_SET OF TASKS_
1. In the passage about fathers and parenting, what did research on paternal relationships mainly focus on up until the 1970s?
2. According to the passage about fathers and parenting, why does frequent positive contact from a father allow for higher levels of education? Answer in one to three sentences.
3. Please copy the passage about fathers and parenting word for word, between "Literature suggests that" and "friendships (Blackwell Publishing, 2008).", inclusive.
━━ PROVIDED TEXT
Social discourse about parenting is often greatly biased towards the mother-child relationship. This is the case not only in everyday discussions but also in psychological research, where the great majority of studies focus on the maternal relationship, implicitly suggesting that it is the most important attachment relationship in the child’s life (Tannenbaum, 2013). Up until the 1970s, research on paternal relationships mainly focused on the absence of a father figure, rather than examining the father’s role in a child’s upbringing (Spetter, 2018). However, things have changed in the last decades, as psychological researchers became curious about the impact that fathers have on their children’s development and future (Pappas, 2012). With Father’s Day approaching, we feel that it is fitting to give credit to the contributive role of males in the family.
Literature suggests that actively present father figures raise healthier and well-adjusted children. This was confirmed by a 20-year-long research review, which consistently found that boys of fathers who are actively present in their lives exhibit less behavioural problems and are less likely to engage in criminal behaviours, while girls are less likely to suffer from psychological issues, when an engaged father was present in their lives (Blackwell Publishing, 2008; Pappas, 2012). Frequent positive contact from the paternal figure also correlates with improved cognitive skills such as intelligence, reasoning and language development, allowing for higher levels of education and social skills to form solid friendships (Blackwell Publishing, 2008).
Indeed, a good father-daughter bond during teenage years prompts healthier romantic relationships accompanied by greater mental and physical well-being by age 33. One study has also shown how a strong father-daughter relationship is a predictor for girls to grow up into women who adaptively handle day-to-day stressors (Blackwell Publishing, 2008).
With this being said, one might question what the “right” paternal parenting style is, particularly given the overwhelming amount of information that parents are bombarded with on a daily basis. Diana Baumrind’s typology of four parenting styles is typically used to explain different styles of parenting, consisting of; authoritative, authoritarian, permissive and neglectful. Research shows that authoritative parents foster happier, self-confident and emotionally regulated children (Cherry, 2019). Authoritative parenting is warm, accepting, attentive to feelings and opinions, allows for discussions, cultivates independence yet sets rules, boundaries and consequences. Basically, expectations and demands are high but supported through a warm and caring nature.
━━━━
━━ DATASET
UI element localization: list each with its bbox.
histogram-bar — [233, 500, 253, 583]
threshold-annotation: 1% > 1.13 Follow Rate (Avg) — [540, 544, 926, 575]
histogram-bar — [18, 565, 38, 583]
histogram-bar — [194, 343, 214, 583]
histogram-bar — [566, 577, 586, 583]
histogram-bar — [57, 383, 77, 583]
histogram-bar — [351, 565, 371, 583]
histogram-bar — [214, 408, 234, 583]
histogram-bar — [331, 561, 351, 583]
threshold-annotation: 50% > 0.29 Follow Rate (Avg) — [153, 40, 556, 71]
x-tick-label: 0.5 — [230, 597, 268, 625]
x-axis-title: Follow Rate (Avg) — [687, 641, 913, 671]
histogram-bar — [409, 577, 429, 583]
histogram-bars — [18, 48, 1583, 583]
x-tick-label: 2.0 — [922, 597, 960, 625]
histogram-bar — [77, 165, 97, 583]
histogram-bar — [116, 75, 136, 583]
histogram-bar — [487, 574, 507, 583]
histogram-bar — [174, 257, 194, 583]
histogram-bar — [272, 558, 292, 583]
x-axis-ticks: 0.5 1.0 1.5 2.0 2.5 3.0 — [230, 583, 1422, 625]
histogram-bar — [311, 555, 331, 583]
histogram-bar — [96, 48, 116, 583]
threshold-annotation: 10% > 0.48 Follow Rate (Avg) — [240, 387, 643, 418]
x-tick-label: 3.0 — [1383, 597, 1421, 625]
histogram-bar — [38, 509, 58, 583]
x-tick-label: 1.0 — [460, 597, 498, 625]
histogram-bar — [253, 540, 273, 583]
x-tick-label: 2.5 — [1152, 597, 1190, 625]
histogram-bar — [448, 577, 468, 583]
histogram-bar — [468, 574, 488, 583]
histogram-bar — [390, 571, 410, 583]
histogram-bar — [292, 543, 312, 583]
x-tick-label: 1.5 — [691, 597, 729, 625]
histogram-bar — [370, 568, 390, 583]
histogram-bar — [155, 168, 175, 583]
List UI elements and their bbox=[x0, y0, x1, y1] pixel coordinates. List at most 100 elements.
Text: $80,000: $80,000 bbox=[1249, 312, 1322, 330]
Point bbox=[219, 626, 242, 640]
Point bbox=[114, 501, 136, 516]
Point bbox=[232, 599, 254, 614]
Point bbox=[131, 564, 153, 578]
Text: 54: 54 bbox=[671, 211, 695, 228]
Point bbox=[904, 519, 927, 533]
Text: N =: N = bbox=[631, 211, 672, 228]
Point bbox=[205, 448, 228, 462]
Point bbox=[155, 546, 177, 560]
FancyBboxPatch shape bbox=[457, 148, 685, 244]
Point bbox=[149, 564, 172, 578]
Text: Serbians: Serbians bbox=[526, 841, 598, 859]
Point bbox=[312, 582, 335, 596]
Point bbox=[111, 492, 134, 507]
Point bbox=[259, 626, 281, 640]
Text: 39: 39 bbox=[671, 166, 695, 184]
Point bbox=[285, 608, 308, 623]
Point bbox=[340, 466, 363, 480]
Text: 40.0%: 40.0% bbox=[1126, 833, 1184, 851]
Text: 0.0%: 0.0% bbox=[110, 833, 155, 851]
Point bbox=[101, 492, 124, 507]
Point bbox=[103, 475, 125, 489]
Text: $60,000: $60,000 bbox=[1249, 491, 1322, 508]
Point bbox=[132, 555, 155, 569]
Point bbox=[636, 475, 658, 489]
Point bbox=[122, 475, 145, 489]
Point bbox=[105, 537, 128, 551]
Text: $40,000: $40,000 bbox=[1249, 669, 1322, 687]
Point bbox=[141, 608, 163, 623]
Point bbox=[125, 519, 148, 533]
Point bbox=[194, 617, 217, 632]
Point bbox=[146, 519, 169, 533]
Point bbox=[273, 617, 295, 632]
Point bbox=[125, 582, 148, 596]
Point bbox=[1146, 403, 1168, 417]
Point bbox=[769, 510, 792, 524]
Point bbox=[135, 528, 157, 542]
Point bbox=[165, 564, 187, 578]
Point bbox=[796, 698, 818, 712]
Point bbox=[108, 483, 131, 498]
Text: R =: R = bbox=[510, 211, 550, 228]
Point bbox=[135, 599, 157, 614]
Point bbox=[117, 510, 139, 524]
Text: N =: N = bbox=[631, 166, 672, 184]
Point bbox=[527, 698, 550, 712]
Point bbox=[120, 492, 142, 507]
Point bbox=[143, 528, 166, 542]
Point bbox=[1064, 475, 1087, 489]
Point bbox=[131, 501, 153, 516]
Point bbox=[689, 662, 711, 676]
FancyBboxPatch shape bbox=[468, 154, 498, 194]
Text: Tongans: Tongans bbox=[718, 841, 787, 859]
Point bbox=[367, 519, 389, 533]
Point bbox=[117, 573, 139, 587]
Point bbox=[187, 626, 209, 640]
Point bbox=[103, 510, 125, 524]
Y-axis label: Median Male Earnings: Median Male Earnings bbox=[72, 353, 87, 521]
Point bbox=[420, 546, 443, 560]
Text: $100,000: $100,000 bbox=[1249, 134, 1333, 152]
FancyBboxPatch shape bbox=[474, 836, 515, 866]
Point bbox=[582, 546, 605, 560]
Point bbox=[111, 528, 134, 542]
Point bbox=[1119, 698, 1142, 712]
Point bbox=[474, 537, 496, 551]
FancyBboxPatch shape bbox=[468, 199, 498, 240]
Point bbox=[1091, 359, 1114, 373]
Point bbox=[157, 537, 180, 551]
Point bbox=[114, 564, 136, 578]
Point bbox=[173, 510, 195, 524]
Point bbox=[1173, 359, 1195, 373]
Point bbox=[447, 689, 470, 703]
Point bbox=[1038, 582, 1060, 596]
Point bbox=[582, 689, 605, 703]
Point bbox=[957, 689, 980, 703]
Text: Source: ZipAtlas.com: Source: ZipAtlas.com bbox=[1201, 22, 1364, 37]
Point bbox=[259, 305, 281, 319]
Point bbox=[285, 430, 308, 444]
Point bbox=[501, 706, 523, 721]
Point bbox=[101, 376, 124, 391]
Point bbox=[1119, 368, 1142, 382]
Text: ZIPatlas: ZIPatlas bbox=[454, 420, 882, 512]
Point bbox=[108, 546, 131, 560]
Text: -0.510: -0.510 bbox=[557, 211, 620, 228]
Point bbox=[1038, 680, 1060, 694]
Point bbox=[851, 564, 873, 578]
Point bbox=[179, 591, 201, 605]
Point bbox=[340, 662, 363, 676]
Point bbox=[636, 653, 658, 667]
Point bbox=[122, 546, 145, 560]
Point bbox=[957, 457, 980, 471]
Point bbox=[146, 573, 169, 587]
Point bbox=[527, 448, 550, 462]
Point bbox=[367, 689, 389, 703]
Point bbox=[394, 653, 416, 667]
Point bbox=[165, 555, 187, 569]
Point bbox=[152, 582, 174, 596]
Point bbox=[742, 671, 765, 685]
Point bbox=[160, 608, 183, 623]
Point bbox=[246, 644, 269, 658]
━━━━
_RESPONSE LIST_
1. It mainly focused on the absence of a father figure.

2. Frequent positive contact from the paternal figure correlates with improved cognitive skills such as intelligence, reasoning and language development. These skills allow for higher levels of education.

3.
Literature suggests that actively present father figures raise healthier and well-adjusted children. This was confirmed by a 20-year-long research review, which consistently found that boys of fathers who are actively present in their lives exhibit less behavioural problems and are less likely to engage in criminal behaviours, while girls are less likely to suffer from psychological issues, when an engaged father was present in their lives (Blackwell Publishing, 2008; Pappas, 2012). Frequent positive contact from the paternal figure also correlates with improved cognitive skills such as intelligence, reasoning and language development, allowing for higher levels of education and social skills to form solid friendships (Blackwell Publishing, 2008).